Work to be completed:
Please transcribe the listing below in full and word for word, without its pictures.

Records shown:
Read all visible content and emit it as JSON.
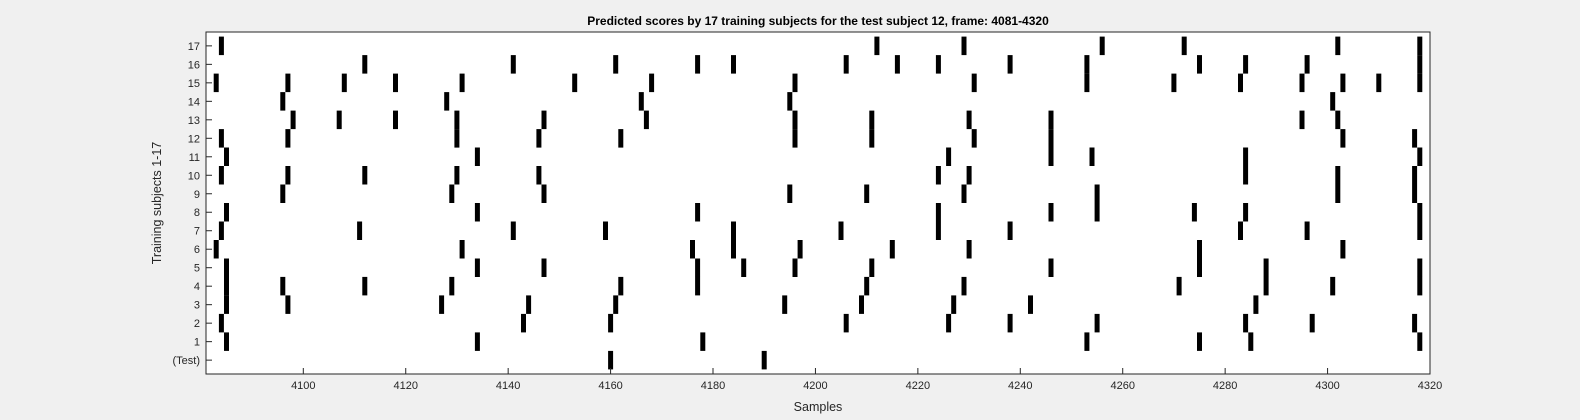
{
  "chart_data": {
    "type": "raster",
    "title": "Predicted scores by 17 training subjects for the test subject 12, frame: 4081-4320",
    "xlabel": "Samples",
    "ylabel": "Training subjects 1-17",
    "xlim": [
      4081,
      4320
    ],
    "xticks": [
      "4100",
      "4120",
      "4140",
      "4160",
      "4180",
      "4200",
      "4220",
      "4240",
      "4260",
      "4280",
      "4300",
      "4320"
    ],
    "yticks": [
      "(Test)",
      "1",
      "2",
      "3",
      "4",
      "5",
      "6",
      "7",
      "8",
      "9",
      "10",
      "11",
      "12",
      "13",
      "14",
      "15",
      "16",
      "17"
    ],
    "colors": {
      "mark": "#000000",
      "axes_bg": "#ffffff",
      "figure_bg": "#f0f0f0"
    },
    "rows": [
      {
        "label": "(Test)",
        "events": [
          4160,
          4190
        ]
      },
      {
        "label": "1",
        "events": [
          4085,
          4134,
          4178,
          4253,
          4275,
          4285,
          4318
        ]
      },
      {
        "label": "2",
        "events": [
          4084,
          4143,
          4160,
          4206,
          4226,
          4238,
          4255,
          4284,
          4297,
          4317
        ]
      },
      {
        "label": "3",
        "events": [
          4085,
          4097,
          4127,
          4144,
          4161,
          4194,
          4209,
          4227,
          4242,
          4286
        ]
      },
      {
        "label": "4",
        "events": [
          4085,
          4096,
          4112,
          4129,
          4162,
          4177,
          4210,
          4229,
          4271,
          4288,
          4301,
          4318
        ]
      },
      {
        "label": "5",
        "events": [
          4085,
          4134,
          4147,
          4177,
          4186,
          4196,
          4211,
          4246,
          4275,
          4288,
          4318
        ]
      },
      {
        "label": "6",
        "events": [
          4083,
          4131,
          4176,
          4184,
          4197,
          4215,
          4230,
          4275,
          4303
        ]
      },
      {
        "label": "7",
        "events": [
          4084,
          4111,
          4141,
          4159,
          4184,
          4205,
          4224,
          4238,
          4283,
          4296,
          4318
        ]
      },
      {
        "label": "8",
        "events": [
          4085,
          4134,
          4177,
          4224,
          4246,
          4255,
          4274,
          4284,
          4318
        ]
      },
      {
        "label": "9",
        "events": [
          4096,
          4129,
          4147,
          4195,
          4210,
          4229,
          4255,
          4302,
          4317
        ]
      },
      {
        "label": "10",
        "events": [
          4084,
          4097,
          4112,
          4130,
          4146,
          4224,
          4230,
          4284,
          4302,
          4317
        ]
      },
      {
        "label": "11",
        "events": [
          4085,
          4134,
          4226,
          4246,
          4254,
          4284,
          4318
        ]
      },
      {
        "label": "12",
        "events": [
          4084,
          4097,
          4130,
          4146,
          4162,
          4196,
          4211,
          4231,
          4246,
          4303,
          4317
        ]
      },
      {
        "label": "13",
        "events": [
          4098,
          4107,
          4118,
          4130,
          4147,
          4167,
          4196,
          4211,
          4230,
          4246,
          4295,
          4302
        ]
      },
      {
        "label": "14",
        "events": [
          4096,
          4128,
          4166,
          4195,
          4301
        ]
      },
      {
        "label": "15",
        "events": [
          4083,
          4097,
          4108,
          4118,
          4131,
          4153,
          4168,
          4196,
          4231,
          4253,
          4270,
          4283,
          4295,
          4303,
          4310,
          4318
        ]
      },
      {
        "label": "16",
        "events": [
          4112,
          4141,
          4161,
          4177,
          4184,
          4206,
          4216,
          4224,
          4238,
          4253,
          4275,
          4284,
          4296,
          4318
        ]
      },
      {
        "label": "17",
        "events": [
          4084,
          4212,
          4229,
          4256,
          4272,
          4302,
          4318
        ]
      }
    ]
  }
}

Reply:
Read all visible content and emit it as JSON.
{
  "chart_data": {
    "type": "raster",
    "title": "Predicted scores by 17 training subjects for the test subject 12, frame: 4081-4320",
    "xlabel": "Samples",
    "ylabel": "Training subjects 1-17",
    "xlim": [
      4081,
      4320
    ],
    "xticks": [
      "4100",
      "4120",
      "4140",
      "4160",
      "4180",
      "4200",
      "4220",
      "4240",
      "4260",
      "4280",
      "4300",
      "4320"
    ],
    "yticks": [
      "(Test)",
      "1",
      "2",
      "3",
      "4",
      "5",
      "6",
      "7",
      "8",
      "9",
      "10",
      "11",
      "12",
      "13",
      "14",
      "15",
      "16",
      "17"
    ],
    "colors": {
      "mark": "#000000",
      "axes_bg": "#ffffff",
      "figure_bg": "#f0f0f0"
    },
    "rows": [
      {
        "label": "(Test)",
        "events": [
          4160,
          4190
        ]
      },
      {
        "label": "1",
        "events": [
          4085,
          4134,
          4178,
          4253,
          4275,
          4285,
          4318
        ]
      },
      {
        "label": "2",
        "events": [
          4084,
          4143,
          4160,
          4206,
          4226,
          4238,
          4255,
          4284,
          4297,
          4317
        ]
      },
      {
        "label": "3",
        "events": [
          4085,
          4097,
          4127,
          4144,
          4161,
          4194,
          4209,
          4227,
          4242,
          4286
        ]
      },
      {
        "label": "4",
        "events": [
          4085,
          4096,
          4112,
          4129,
          4162,
          4177,
          4210,
          4229,
          4271,
          4288,
          4301,
          4318
        ]
      },
      {
        "label": "5",
        "events": [
          4085,
          4134,
          4147,
          4177,
          4186,
          4196,
          4211,
          4246,
          4275,
          4288,
          4318
        ]
      },
      {
        "label": "6",
        "events": [
          4083,
          4131,
          4176,
          4184,
          4197,
          4215,
          4230,
          4275,
          4303
        ]
      },
      {
        "label": "7",
        "events": [
          4084,
          4111,
          4141,
          4159,
          4184,
          4205,
          4224,
          4238,
          4283,
          4296,
          4318
        ]
      },
      {
        "label": "8",
        "events": [
          4085,
          4134,
          4177,
          4224,
          4246,
          4255,
          4274,
          4284,
          4318
        ]
      },
      {
        "label": "9",
        "events": [
          4096,
          4129,
          4147,
          4195,
          4210,
          4229,
          4255,
          4302,
          4317
        ]
      },
      {
        "label": "10",
        "events": [
          4084,
          4097,
          4112,
          4130,
          4146,
          4224,
          4230,
          4284,
          4302,
          4317
        ]
      },
      {
        "label": "11",
        "events": [
          4085,
          4134,
          4226,
          4246,
          4254,
          4284,
          4318
        ]
      },
      {
        "label": "12",
        "events": [
          4084,
          4097,
          4130,
          4146,
          4162,
          4196,
          4211,
          4231,
          4246,
          4303,
          4317
        ]
      },
      {
        "label": "13",
        "events": [
          4098,
          4107,
          4118,
          4130,
          4147,
          4167,
          4196,
          4211,
          4230,
          4246,
          4295,
          4302
        ]
      },
      {
        "label": "14",
        "events": [
          4096,
          4128,
          4166,
          4195,
          4301
        ]
      },
      {
        "label": "15",
        "events": [
          4083,
          4097,
          4108,
          4118,
          4131,
          4153,
          4168,
          4196,
          4231,
          4253,
          4270,
          4283,
          4295,
          4303,
          4310,
          4318
        ]
      },
      {
        "label": "16",
        "events": [
          4112,
          4141,
          4161,
          4177,
          4184,
          4206,
          4216,
          4224,
          4238,
          4253,
          4275,
          4284,
          4296,
          4318
        ]
      },
      {
        "label": "17",
        "events": [
          4084,
          4212,
          4229,
          4256,
          4272,
          4302,
          4318
        ]
      }
    ]
  }
}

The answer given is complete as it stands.